[Dataset records]
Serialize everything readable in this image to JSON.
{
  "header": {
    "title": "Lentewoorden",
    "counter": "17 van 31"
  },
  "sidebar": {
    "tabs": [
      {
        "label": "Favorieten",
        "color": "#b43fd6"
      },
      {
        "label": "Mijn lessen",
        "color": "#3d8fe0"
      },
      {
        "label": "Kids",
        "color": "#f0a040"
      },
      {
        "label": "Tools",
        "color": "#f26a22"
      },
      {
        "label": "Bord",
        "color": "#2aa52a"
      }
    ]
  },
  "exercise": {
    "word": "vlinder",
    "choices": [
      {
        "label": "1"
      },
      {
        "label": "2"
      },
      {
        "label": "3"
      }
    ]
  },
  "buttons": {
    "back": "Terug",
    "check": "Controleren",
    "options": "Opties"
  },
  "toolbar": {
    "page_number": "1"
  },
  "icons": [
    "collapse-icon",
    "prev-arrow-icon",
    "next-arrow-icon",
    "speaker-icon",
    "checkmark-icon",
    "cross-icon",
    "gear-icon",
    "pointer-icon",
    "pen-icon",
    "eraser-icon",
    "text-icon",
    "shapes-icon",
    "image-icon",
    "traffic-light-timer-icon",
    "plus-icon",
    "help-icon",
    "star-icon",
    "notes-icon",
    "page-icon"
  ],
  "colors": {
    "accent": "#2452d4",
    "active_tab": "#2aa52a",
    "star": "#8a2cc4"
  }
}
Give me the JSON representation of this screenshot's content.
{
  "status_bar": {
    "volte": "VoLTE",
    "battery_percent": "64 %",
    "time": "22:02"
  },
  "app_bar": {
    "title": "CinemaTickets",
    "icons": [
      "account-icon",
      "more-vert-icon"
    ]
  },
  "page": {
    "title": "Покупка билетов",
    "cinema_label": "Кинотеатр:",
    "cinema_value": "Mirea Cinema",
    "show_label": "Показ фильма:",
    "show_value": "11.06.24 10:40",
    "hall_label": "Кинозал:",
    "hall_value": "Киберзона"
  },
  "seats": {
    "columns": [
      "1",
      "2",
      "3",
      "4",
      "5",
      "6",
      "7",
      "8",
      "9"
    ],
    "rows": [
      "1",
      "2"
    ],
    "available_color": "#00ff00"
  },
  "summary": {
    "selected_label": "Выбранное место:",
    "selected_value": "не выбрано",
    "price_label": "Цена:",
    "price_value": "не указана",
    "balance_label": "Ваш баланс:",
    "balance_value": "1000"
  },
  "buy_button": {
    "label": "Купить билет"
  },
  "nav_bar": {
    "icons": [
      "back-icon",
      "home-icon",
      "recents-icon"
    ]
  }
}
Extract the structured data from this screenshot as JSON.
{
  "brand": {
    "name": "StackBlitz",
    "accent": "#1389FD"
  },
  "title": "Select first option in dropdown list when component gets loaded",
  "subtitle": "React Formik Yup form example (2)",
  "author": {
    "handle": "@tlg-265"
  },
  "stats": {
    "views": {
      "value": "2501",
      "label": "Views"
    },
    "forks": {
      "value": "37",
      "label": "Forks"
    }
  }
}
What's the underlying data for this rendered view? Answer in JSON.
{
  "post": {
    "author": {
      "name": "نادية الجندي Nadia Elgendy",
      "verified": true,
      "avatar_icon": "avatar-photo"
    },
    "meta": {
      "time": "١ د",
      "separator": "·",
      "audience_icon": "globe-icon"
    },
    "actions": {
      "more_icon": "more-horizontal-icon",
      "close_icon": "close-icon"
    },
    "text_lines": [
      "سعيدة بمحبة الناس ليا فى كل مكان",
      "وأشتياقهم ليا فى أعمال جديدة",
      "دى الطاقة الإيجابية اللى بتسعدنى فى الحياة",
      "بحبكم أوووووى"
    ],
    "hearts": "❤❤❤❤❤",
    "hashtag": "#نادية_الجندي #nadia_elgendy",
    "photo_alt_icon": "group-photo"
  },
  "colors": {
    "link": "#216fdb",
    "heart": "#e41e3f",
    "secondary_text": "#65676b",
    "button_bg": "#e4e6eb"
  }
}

▶ _Task goal_:
Recopy the entries above in their entirety, exactly.

▶ _Exercise output_:
Serialize everything readable in this image to JSON.
{
  "header": {
    "title": "Lentewoorden",
    "counter": "17 van 31"
  },
  "sidebar": {
    "tabs": [
      {
        "label": "Favorieten",
        "color": "#b43fd6"
      },
      {
        "label": "Mijn lessen",
        "color": "#3d8fe0"
      },
      {
        "label": "Kids",
        "color": "#f0a040"
      },
      {
        "label": "Tools",
        "color": "#f26a22"
      },
      {
        "label": "Bord",
        "color": "#2aa52a"
      }
    ]
  },
  "exercise": {
    "word": "vlinder",
    "choices": [
      {
        "label": "1"
      },
      {
        "label": "2"
      },
      {
        "label": "3"
      }
    ]
  },
  "buttons": {
    "back": "Terug",
    "check": "Controleren",
    "options": "Opties"
  },
  "toolbar": {
    "page_number": "1"
  },
  "icons": [
    "collapse-icon",
    "prev-arrow-icon",
    "next-arrow-icon",
    "speaker-icon",
    "checkmark-icon",
    "cross-icon",
    "gear-icon",
    "pointer-icon",
    "pen-icon",
    "eraser-icon",
    "text-icon",
    "shapes-icon",
    "image-icon",
    "traffic-light-timer-icon",
    "plus-icon",
    "help-icon",
    "star-icon",
    "notes-icon",
    "page-icon"
  ],
  "colors": {
    "accent": "#2452d4",
    "active_tab": "#2aa52a",
    "star": "#8a2cc4"
  }
}
Give me the JSON representation of this screenshot's content.
{
  "status_bar": {
    "volte": "VoLTE",
    "battery_percent": "64 %",
    "time": "22:02"
  },
  "app_bar": {
    "title": "CinemaTickets",
    "icons": [
      "account-icon",
      "more-vert-icon"
    ]
  },
  "page": {
    "title": "Покупка билетов",
    "cinema_label": "Кинотеатр:",
    "cinema_value": "Mirea Cinema",
    "show_label": "Показ фильма:",
    "show_value": "11.06.24 10:40",
    "hall_label": "Кинозал:",
    "hall_value": "Киберзона"
  },
  "seats": {
    "columns": [
      "1",
      "2",
      "3",
      "4",
      "5",
      "6",
      "7",
      "8",
      "9"
    ],
    "rows": [
      "1",
      "2"
    ],
    "available_color": "#00ff00"
  },
  "summary": {
    "selected_label": "Выбранное место:",
    "selected_value": "не выбрано",
    "price_label": "Цена:",
    "price_value": "не указана",
    "balance_label": "Ваш баланс:",
    "balance_value": "1000"
  },
  "buy_button": {
    "label": "Купить билет"
  },
  "nav_bar": {
    "icons": [
      "back-icon",
      "home-icon",
      "recents-icon"
    ]
  }
}
Extract the structured data from this screenshot as JSON.
{
  "brand": {
    "name": "StackBlitz",
    "accent": "#1389FD"
  },
  "title": "Select first option in dropdown list when component gets loaded",
  "subtitle": "React Formik Yup form example (2)",
  "author": {
    "handle": "@tlg-265"
  },
  "stats": {
    "views": {
      "value": "2501",
      "label": "Views"
    },
    "forks": {
      "value": "37",
      "label": "Forks"
    }
  }
}
What's the underlying data for this rendered view? Answer in JSON.
{
  "post": {
    "author": {
      "name": "نادية الجندي Nadia Elgendy",
      "verified": true,
      "avatar_icon": "avatar-photo"
    },
    "meta": {
      "time": "١ د",
      "separator": "·",
      "audience_icon": "globe-icon"
    },
    "actions": {
      "more_icon": "more-horizontal-icon",
      "close_icon": "close-icon"
    },
    "text_lines": [
      "سعيدة بمحبة الناس ليا فى كل مكان",
      "وأشتياقهم ليا فى أعمال جديدة",
      "دى الطاقة الإيجابية اللى بتسعدنى فى الحياة",
      "بحبكم أوووووى"
    ],
    "hearts": "❤❤❤❤❤",
    "hashtag": "#نادية_الجندي #nadia_elgendy",
    "photo_alt_icon": "group-photo"
  },
  "colors": {
    "link": "#216fdb",
    "heart": "#e41e3f",
    "secondary_text": "#65676b",
    "button_bg": "#e4e6eb"
  }
}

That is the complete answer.